Exercise description: Identify and pull out each line of the entries in which "library" occurs.

Records from a collection:
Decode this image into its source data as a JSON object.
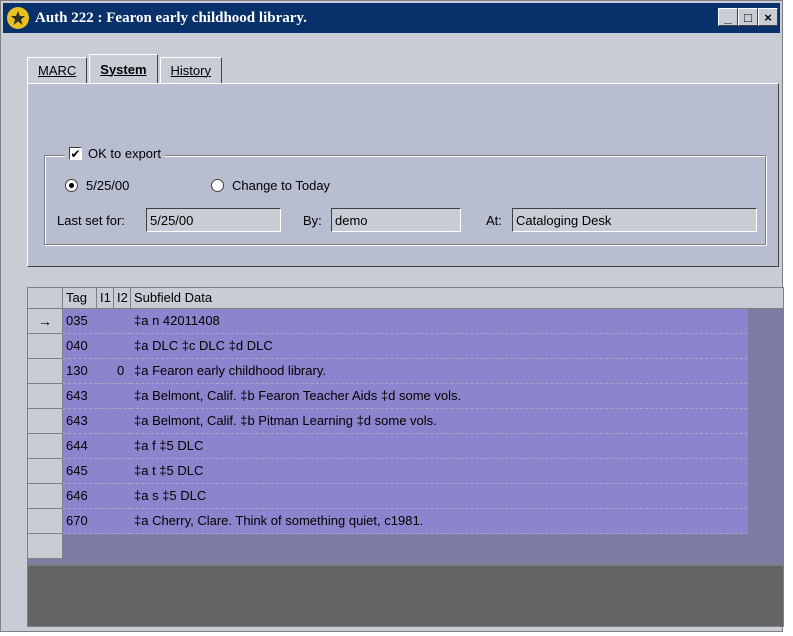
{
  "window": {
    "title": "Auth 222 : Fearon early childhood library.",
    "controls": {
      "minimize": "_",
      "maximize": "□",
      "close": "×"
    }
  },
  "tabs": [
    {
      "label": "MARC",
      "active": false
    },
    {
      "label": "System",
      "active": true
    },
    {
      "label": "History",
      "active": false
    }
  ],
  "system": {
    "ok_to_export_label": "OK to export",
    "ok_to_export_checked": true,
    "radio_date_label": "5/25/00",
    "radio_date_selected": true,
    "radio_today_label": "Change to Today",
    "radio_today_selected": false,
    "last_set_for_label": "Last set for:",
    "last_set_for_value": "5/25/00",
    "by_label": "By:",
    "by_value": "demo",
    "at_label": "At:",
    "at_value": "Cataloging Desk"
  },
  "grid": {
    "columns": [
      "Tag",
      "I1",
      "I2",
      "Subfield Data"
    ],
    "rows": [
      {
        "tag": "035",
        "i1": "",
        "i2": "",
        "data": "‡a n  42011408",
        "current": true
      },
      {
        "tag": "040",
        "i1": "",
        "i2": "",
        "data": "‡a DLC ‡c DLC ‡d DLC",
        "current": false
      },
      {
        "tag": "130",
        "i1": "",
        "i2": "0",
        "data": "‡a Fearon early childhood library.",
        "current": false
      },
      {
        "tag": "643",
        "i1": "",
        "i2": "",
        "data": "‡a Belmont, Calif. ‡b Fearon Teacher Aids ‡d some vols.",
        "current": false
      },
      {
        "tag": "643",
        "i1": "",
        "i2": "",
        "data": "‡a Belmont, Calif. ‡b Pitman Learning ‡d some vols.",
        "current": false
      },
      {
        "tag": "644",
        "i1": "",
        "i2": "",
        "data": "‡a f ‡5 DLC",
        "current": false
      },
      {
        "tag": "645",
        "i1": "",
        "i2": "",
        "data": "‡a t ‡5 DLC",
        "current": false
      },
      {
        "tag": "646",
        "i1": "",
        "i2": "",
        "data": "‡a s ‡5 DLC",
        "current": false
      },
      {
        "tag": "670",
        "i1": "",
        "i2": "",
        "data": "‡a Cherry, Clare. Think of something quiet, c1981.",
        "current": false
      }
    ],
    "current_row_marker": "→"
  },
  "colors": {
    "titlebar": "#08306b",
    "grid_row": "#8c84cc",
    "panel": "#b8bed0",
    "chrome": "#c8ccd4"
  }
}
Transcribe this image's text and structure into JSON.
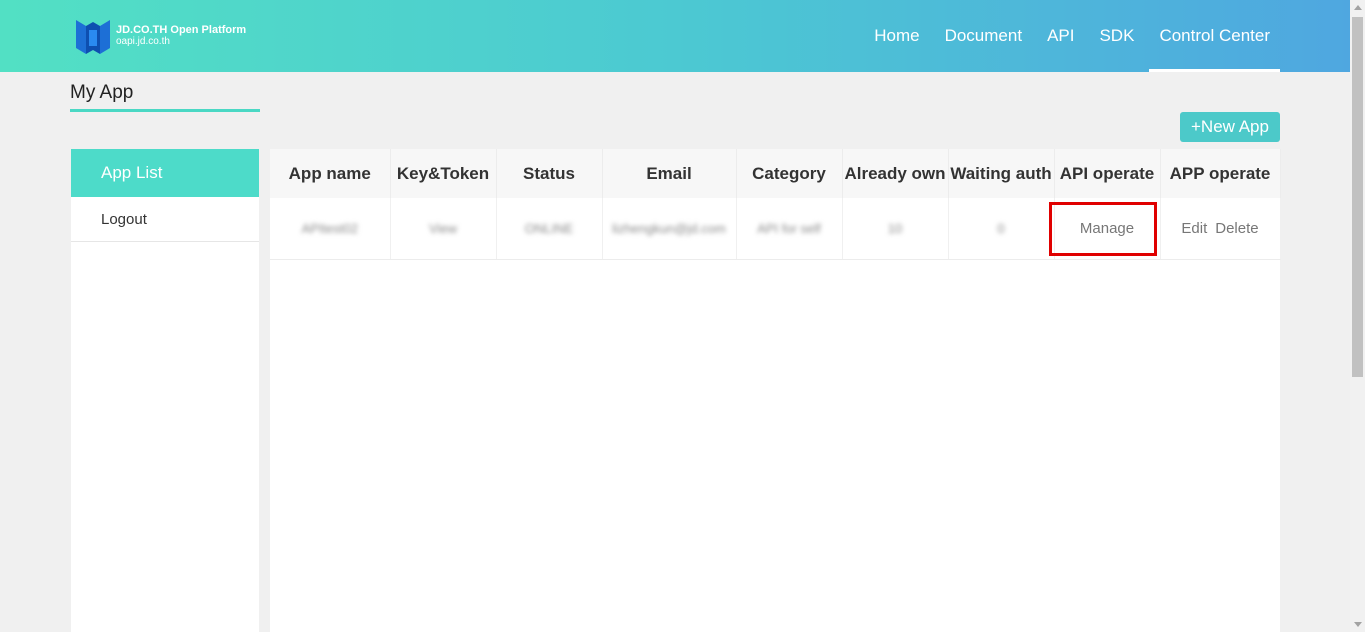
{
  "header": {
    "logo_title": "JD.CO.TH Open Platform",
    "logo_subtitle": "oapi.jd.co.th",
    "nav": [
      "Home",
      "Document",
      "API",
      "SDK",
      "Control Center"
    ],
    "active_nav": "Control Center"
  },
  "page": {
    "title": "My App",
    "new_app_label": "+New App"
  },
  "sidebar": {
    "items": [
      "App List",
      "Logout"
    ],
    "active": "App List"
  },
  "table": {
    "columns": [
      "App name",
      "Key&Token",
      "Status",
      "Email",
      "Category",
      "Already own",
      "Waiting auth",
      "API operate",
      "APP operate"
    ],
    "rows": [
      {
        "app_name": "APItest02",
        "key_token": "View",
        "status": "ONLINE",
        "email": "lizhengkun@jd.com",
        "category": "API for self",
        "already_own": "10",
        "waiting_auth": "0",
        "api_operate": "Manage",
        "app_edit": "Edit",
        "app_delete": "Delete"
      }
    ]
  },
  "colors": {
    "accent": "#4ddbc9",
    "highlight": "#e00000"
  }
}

Result of this task:
    "title": "Auth 222 : Fearon early childhood library.",
        "data": "‡a Fearon early childhood library.",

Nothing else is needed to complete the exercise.